## Work required
Reproduce every record below exactly as written, but leave out any pictures.

######

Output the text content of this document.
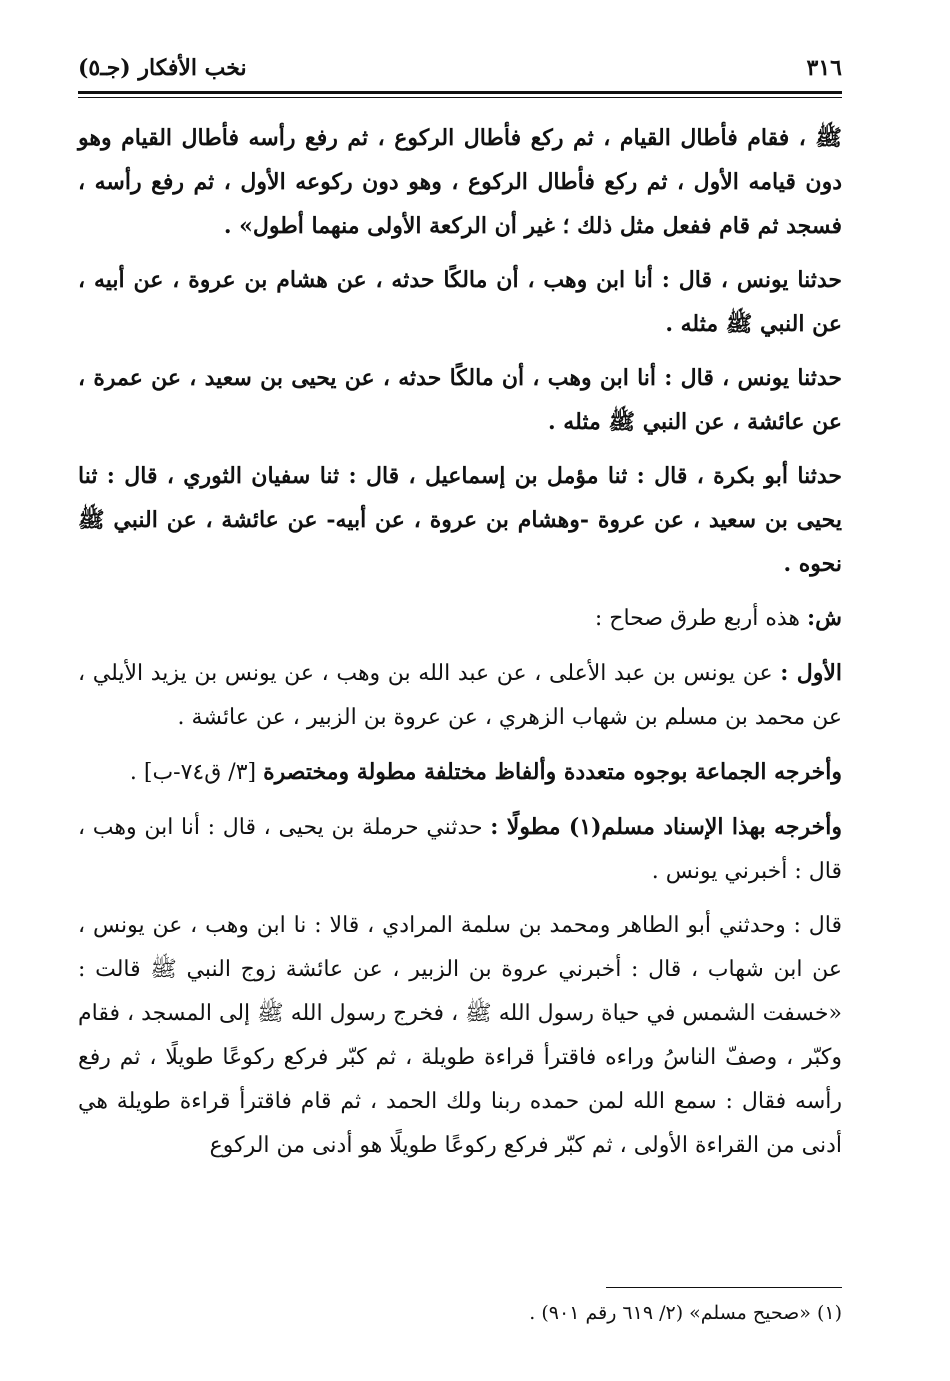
٣١٦
نخب الأفكار (جـ٥)

ﷺ ، فقام فأطال القيام ، ثم ركع فأطال الركوع ، ثم رفع رأسه فأطال القيام وهو دون قيامه الأول ، ثم ركع فأطال الركوع ، وهو دون ركوعه الأول ، ثم رفع رأسه ، فسجد ثم قام ففعل مثل ذلك ؛ غير أن الركعة الأولى منهما أطول» .

حدثنا يونس ، قال : أنا ابن وهب ، أن مالكًا حدثه ، عن هشام بن عروة ، عن أبيه ، عن النبي ﷺ مثله .

حدثنا يونس ، قال : أنا ابن وهب ، أن مالكًا حدثه ، عن يحيى بن سعيد ، عن عمرة ، عن عائشة ، عن النبي ﷺ مثله .

حدثنا أبو بكرة ، قال : ثنا مؤمل بن إسماعيل ، قال : ثنا سفيان الثوري ، قال : ثنا يحيى بن سعيد ، عن عروة -وهشام بن عروة ، عن أبيه- عن عائشة ، عن النبي ﷺ نحوه .

ش: هذه أربع طرق صحاح :

الأول : عن يونس بن عبد الأعلى ، عن عبد الله بن وهب ، عن يونس بن يزيد الأيلي ، عن محمد بن مسلم بن شهاب الزهري ، عن عروة بن الزبير ، عن عائشة .

وأخرجه الجماعة بوجوه متعددة وألفاظ مختلفة مطولة ومختصرة [٣/ ق٧٤-ب] .

وأخرجه بهذا الإسناد مسلم(١) مطولًا : حدثني حرملة بن يحيى ، قال : أنا ابن وهب ، قال : أخبرني يونس .

قال : وحدثني أبو الطاهر ومحمد بن سلمة المرادي ، قالا : نا ابن وهب ، عن يونس ، عن ابن شهاب ، قال : أخبرني عروة بن الزبير ، عن عائشة زوج النبي ﷺ قالت : «خسفت الشمس في حياة رسول الله ﷺ ، فخرج رسول الله ﷺ إلى المسجد ، فقام وكبّر ، وصفّ الناسُ وراءه فاقترأ قراءة طويلة ، ثم كبّر فركع ركوعًا طويلًا ، ثم رفع رأسه فقال : سمع الله لمن حمده ربنا ولك الحمد ، ثم قام فاقترأ قراءة طويلة هي أدنى من القراءة الأولى ، ثم كبّر فركع ركوعًا طويلًا هو أدنى من الركوع

(١) «صحيح مسلم» (٢/ ٦١٩ رقم ٩٠١) .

######

## Exercise output
Output the text content of this document.
٣١٦
نخب الأفكار (جـ٥)

ﷺ ، فقام فأطال القيام ، ثم ركع فأطال الركوع ، ثم رفع رأسه فأطال القيام وهو دون قيامه الأول ، ثم ركع فأطال الركوع ، وهو دون ركوعه الأول ، ثم رفع رأسه ، فسجد ثم قام ففعل مثل ذلك ؛ غير أن الركعة الأولى منهما أطول» .

حدثنا يونس ، قال : أنا ابن وهب ، أن مالكًا حدثه ، عن هشام بن عروة ، عن أبيه ، عن النبي ﷺ مثله .

حدثنا يونس ، قال : أنا ابن وهب ، أن مالكًا حدثه ، عن يحيى بن سعيد ، عن عمرة ، عن عائشة ، عن النبي ﷺ مثله .

حدثنا أبو بكرة ، قال : ثنا مؤمل بن إسماعيل ، قال : ثنا سفيان الثوري ، قال : ثنا يحيى بن سعيد ، عن عروة -وهشام بن عروة ، عن أبيه- عن عائشة ، عن النبي ﷺ نحوه .

ش: هذه أربع طرق صحاح :

الأول : عن يونس بن عبد الأعلى ، عن عبد الله بن وهب ، عن يونس بن يزيد الأيلي ، عن محمد بن مسلم بن شهاب الزهري ، عن عروة بن الزبير ، عن عائشة .

وأخرجه الجماعة بوجوه متعددة وألفاظ مختلفة مطولة ومختصرة [٣/ ق٧٤-ب] .

وأخرجه بهذا الإسناد مسلم(١) مطولًا : حدثني حرملة بن يحيى ، قال : أنا ابن وهب ، قال : أخبرني يونس .

قال : وحدثني أبو الطاهر ومحمد بن سلمة المرادي ، قالا : نا ابن وهب ، عن يونس ، عن ابن شهاب ، قال : أخبرني عروة بن الزبير ، عن عائشة زوج النبي ﷺ قالت : «خسفت الشمس في حياة رسول الله ﷺ ، فخرج رسول الله ﷺ إلى المسجد ، فقام وكبّر ، وصفّ الناسُ وراءه فاقترأ قراءة طويلة ، ثم كبّر فركع ركوعًا طويلًا ، ثم رفع رأسه فقال : سمع الله لمن حمده ربنا ولك الحمد ، ثم قام فاقترأ قراءة طويلة هي أدنى من القراءة الأولى ، ثم كبّر فركع ركوعًا طويلًا هو أدنى من الركوع

(١) «صحيح مسلم» (٢/ ٦١٩ رقم ٩٠١) .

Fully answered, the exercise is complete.